---- RECORD SET
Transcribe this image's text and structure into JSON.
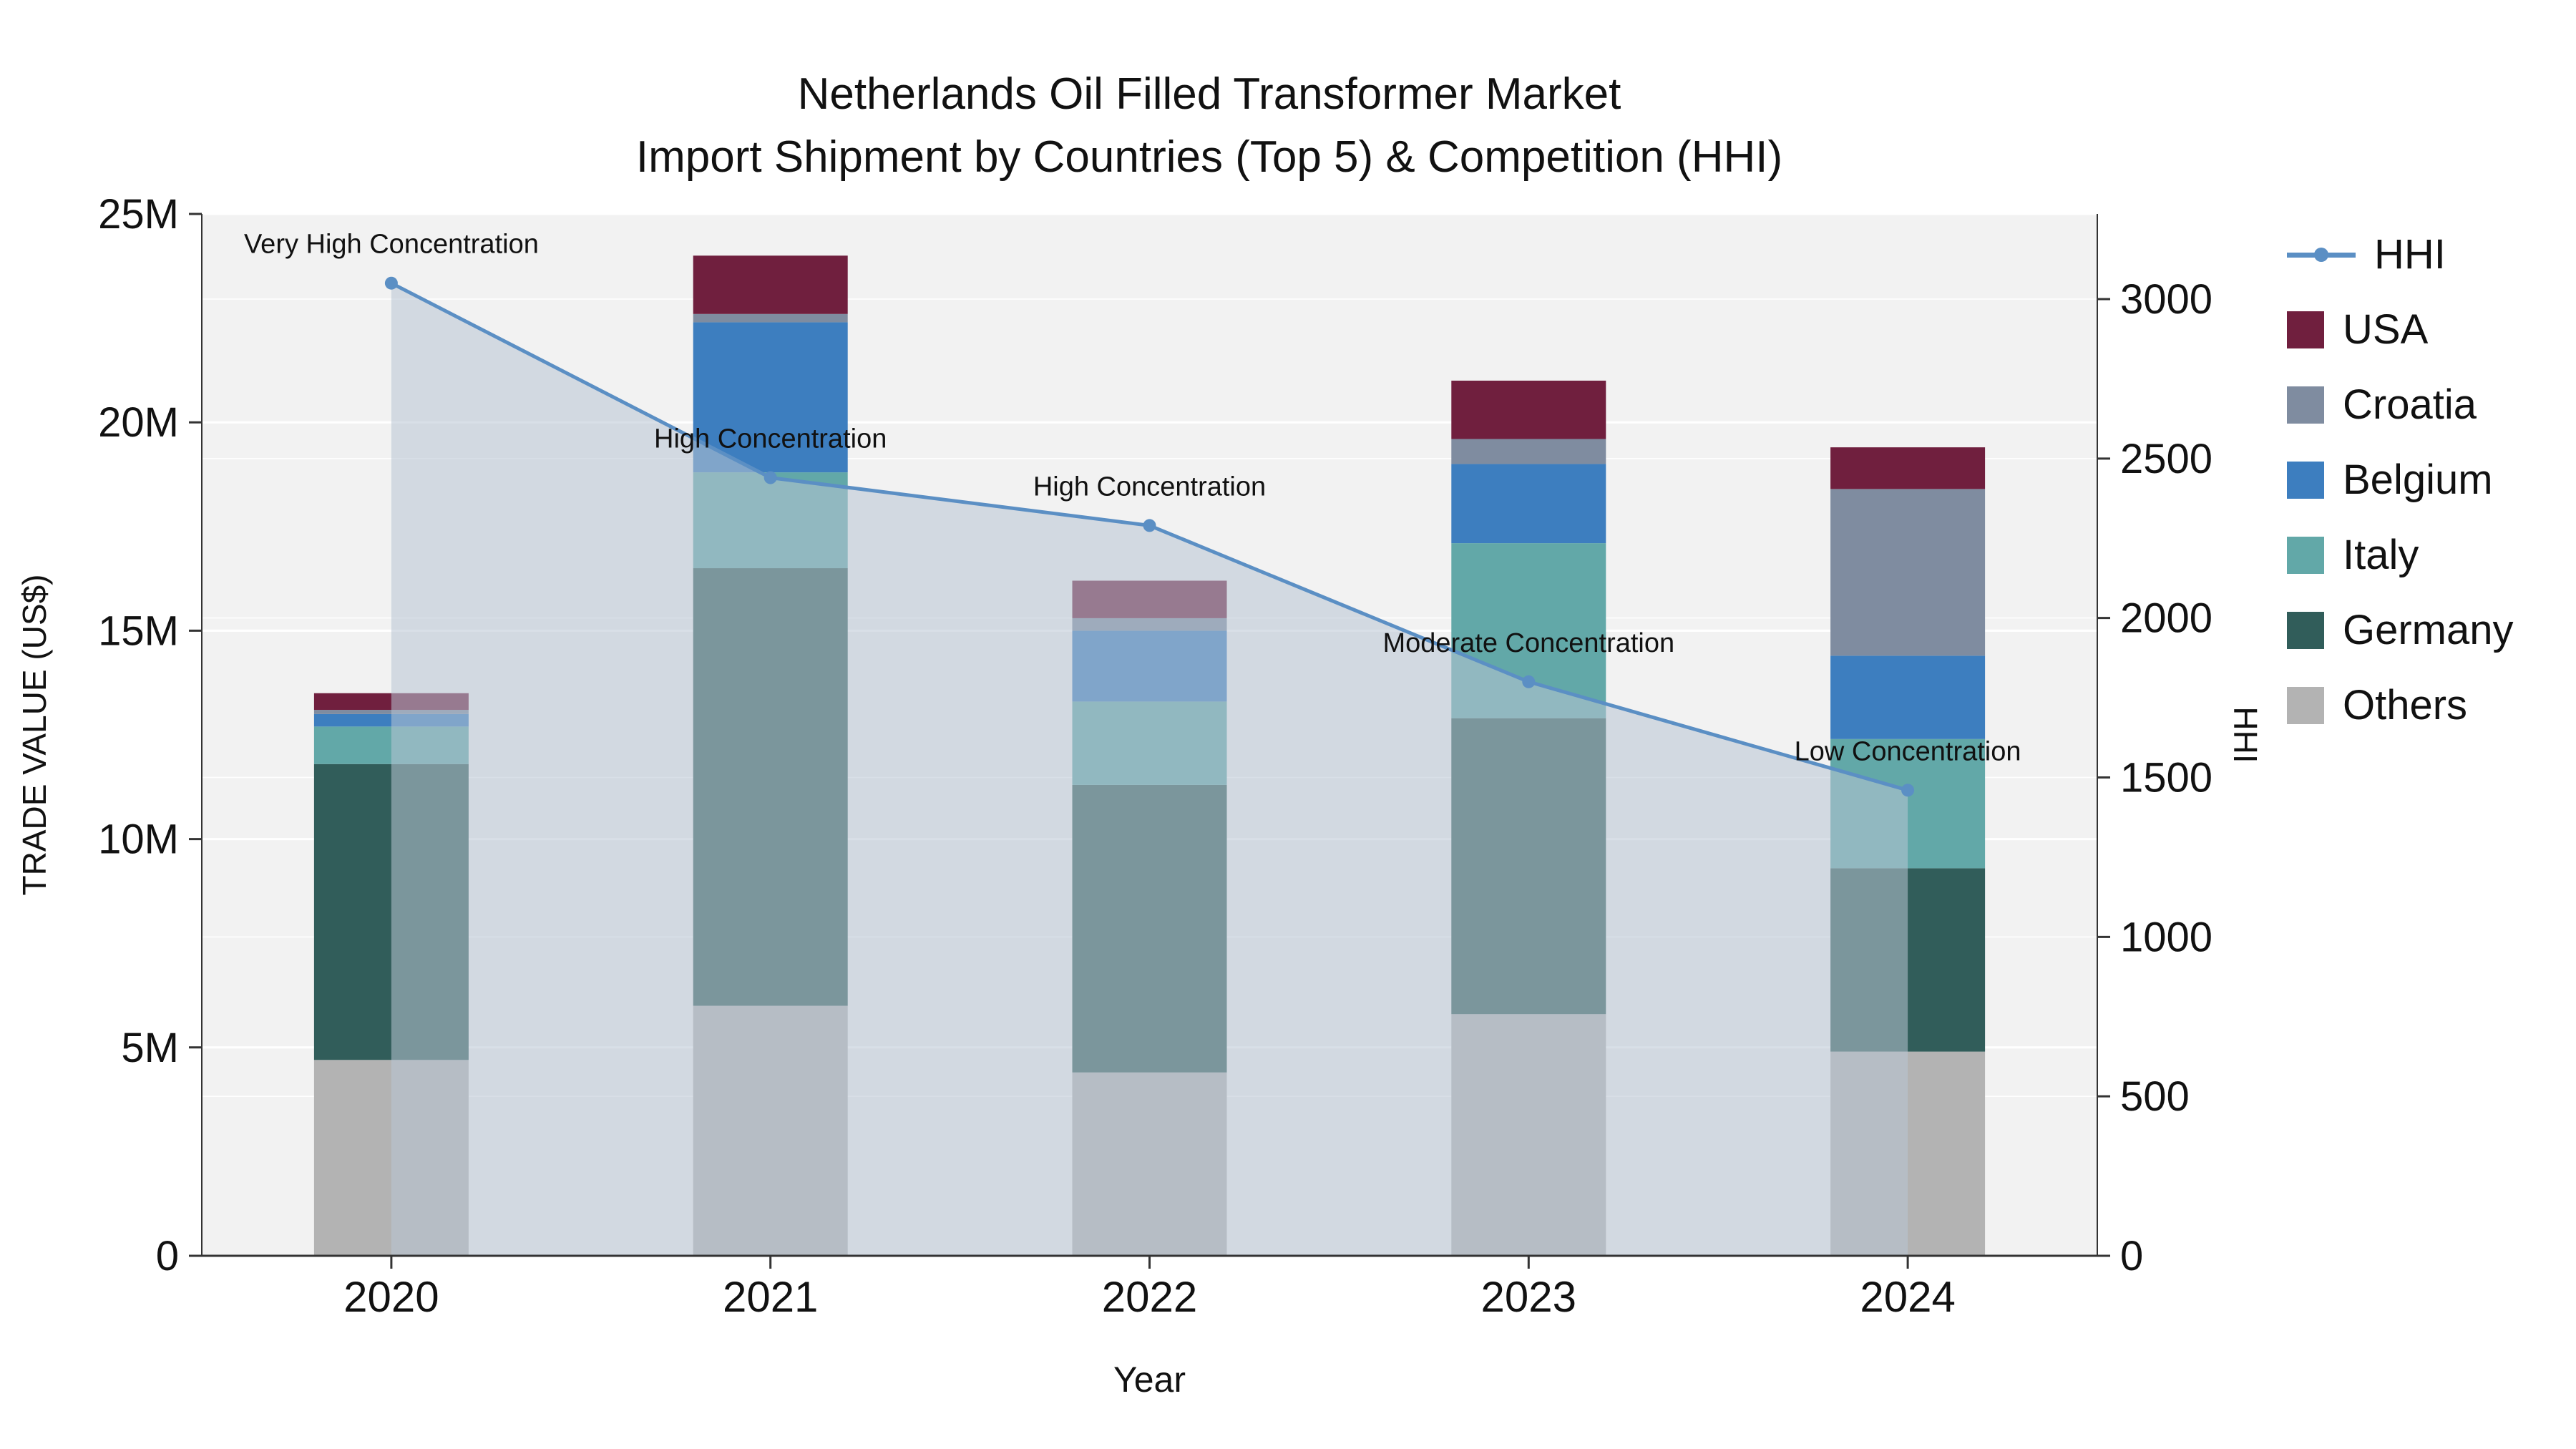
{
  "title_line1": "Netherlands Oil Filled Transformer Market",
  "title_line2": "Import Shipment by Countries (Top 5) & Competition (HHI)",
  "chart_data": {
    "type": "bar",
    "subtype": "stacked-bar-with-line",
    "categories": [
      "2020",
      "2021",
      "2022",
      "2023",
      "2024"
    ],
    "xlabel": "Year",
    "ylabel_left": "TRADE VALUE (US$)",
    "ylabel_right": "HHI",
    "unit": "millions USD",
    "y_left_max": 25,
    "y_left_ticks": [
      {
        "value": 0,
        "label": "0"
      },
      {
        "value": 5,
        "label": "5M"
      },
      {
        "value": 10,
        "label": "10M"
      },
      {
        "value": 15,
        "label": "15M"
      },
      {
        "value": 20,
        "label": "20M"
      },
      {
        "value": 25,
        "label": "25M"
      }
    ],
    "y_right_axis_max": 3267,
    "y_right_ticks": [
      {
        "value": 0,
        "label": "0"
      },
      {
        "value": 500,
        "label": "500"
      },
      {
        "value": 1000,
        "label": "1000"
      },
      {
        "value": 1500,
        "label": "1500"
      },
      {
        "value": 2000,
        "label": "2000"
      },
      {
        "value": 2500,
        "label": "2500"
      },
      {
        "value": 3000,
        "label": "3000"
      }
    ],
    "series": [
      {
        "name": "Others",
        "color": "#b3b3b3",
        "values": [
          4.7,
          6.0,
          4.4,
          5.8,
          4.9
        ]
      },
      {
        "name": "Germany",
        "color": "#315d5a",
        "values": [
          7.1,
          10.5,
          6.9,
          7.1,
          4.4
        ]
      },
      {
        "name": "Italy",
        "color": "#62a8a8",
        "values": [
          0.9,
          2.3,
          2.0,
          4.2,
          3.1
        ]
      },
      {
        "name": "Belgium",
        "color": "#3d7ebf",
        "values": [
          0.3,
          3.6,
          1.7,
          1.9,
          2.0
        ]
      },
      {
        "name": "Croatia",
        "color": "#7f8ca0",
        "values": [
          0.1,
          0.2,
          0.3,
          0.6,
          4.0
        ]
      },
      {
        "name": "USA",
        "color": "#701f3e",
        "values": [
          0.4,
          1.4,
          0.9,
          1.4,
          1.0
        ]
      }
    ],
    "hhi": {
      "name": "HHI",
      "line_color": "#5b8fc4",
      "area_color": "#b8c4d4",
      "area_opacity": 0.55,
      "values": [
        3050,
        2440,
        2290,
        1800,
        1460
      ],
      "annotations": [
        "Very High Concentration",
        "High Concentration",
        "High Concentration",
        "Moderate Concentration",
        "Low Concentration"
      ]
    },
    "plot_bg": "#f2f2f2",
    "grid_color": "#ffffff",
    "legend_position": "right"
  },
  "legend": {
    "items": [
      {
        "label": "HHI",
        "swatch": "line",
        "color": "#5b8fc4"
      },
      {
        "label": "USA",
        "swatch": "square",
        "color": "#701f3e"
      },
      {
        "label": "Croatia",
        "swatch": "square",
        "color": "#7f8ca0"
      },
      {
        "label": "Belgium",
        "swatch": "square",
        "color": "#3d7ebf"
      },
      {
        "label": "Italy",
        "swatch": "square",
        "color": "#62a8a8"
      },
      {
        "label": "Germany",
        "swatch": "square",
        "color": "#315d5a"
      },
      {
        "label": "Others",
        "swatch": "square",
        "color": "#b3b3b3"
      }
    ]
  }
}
--------
■ **WRITTEN EXERCISE**
Copy all the lines of data exactly as they appear, dropping any images.

■ **EXERCISE RESULT**
Transcribe this image's text and structure into JSON.
{
  "title_line1": "Netherlands Oil Filled Transformer Market",
  "title_line2": "Import Shipment by Countries (Top 5) & Competition (HHI)",
  "chart_data": {
    "type": "bar",
    "subtype": "stacked-bar-with-line",
    "categories": [
      "2020",
      "2021",
      "2022",
      "2023",
      "2024"
    ],
    "xlabel": "Year",
    "ylabel_left": "TRADE VALUE (US$)",
    "ylabel_right": "HHI",
    "unit": "millions USD",
    "y_left_max": 25,
    "y_left_ticks": [
      {
        "value": 0,
        "label": "0"
      },
      {
        "value": 5,
        "label": "5M"
      },
      {
        "value": 10,
        "label": "10M"
      },
      {
        "value": 15,
        "label": "15M"
      },
      {
        "value": 20,
        "label": "20M"
      },
      {
        "value": 25,
        "label": "25M"
      }
    ],
    "y_right_axis_max": 3267,
    "y_right_ticks": [
      {
        "value": 0,
        "label": "0"
      },
      {
        "value": 500,
        "label": "500"
      },
      {
        "value": 1000,
        "label": "1000"
      },
      {
        "value": 1500,
        "label": "1500"
      },
      {
        "value": 2000,
        "label": "2000"
      },
      {
        "value": 2500,
        "label": "2500"
      },
      {
        "value": 3000,
        "label": "3000"
      }
    ],
    "series": [
      {
        "name": "Others",
        "color": "#b3b3b3",
        "values": [
          4.7,
          6.0,
          4.4,
          5.8,
          4.9
        ]
      },
      {
        "name": "Germany",
        "color": "#315d5a",
        "values": [
          7.1,
          10.5,
          6.9,
          7.1,
          4.4
        ]
      },
      {
        "name": "Italy",
        "color": "#62a8a8",
        "values": [
          0.9,
          2.3,
          2.0,
          4.2,
          3.1
        ]
      },
      {
        "name": "Belgium",
        "color": "#3d7ebf",
        "values": [
          0.3,
          3.6,
          1.7,
          1.9,
          2.0
        ]
      },
      {
        "name": "Croatia",
        "color": "#7f8ca0",
        "values": [
          0.1,
          0.2,
          0.3,
          0.6,
          4.0
        ]
      },
      {
        "name": "USA",
        "color": "#701f3e",
        "values": [
          0.4,
          1.4,
          0.9,
          1.4,
          1.0
        ]
      }
    ],
    "hhi": {
      "name": "HHI",
      "line_color": "#5b8fc4",
      "area_color": "#b8c4d4",
      "area_opacity": 0.55,
      "values": [
        3050,
        2440,
        2290,
        1800,
        1460
      ],
      "annotations": [
        "Very High Concentration",
        "High Concentration",
        "High Concentration",
        "Moderate Concentration",
        "Low Concentration"
      ]
    },
    "plot_bg": "#f2f2f2",
    "grid_color": "#ffffff",
    "legend_position": "right"
  },
  "legend": {
    "items": [
      {
        "label": "HHI",
        "swatch": "line",
        "color": "#5b8fc4"
      },
      {
        "label": "USA",
        "swatch": "square",
        "color": "#701f3e"
      },
      {
        "label": "Croatia",
        "swatch": "square",
        "color": "#7f8ca0"
      },
      {
        "label": "Belgium",
        "swatch": "square",
        "color": "#3d7ebf"
      },
      {
        "label": "Italy",
        "swatch": "square",
        "color": "#62a8a8"
      },
      {
        "label": "Germany",
        "swatch": "square",
        "color": "#315d5a"
      },
      {
        "label": "Others",
        "swatch": "square",
        "color": "#b3b3b3"
      }
    ]
  }
}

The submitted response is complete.